* **Records**:
- - -

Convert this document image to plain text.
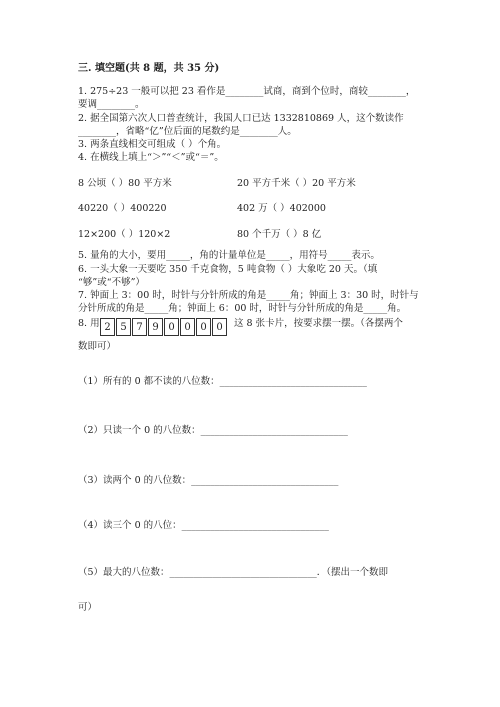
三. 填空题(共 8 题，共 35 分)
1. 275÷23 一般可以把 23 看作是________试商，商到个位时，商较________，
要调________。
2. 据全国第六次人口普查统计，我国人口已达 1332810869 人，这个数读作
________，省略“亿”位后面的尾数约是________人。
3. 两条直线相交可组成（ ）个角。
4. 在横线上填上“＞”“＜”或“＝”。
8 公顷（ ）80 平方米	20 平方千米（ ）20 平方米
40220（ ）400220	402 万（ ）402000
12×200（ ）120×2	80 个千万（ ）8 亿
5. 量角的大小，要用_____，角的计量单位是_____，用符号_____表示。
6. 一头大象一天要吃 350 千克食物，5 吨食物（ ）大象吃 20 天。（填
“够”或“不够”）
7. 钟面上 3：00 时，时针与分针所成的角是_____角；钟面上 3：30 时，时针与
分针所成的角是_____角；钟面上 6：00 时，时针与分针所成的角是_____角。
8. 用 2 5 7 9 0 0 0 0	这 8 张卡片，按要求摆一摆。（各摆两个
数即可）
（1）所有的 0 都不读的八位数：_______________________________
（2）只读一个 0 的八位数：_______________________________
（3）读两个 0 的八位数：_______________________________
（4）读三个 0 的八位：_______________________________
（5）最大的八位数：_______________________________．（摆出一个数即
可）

- - -

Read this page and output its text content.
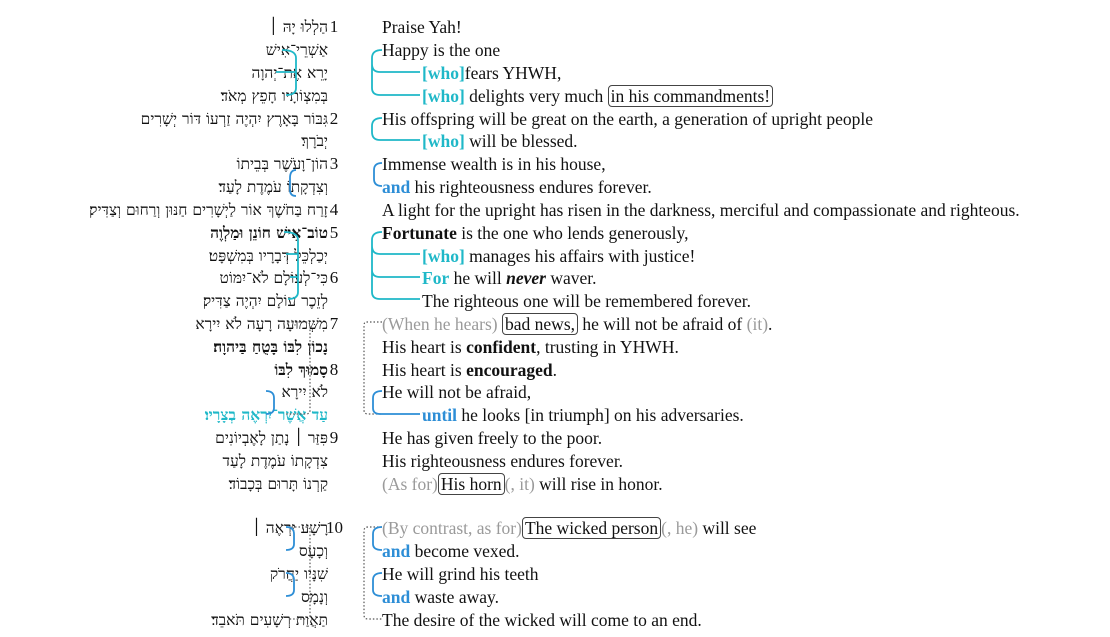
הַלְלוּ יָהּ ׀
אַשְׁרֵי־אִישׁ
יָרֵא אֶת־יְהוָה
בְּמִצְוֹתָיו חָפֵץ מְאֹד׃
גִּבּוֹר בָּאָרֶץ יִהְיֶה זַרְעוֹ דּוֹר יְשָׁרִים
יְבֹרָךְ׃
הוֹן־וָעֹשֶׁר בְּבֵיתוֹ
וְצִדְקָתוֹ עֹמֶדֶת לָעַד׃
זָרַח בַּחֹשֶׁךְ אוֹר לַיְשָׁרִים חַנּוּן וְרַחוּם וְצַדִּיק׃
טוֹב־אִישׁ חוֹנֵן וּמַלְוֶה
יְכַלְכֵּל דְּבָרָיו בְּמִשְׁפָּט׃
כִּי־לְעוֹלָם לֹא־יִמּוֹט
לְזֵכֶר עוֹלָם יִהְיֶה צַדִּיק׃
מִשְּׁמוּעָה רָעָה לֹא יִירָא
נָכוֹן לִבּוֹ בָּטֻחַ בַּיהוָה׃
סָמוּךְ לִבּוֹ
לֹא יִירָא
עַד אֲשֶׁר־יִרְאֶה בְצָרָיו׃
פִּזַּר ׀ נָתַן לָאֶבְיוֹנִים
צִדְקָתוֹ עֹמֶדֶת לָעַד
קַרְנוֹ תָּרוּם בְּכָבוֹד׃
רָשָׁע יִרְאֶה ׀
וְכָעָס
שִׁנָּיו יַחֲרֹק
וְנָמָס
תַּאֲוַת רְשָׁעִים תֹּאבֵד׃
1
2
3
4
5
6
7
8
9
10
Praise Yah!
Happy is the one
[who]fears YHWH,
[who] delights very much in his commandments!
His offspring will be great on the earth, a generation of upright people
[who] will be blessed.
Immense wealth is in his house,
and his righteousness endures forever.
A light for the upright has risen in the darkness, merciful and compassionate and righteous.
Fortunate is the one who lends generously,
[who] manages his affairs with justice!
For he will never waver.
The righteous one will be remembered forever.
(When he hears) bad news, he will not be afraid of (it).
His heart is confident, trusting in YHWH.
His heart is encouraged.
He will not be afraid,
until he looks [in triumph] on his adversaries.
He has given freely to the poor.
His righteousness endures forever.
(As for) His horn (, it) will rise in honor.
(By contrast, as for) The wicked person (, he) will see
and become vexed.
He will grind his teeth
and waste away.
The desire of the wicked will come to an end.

- - -

* **Problem to work on**: Keep only the lines that hold the string "endures", and copy them out.

* **Exercise result**:
and his righteousness endures forever.
His righteousness endures forever.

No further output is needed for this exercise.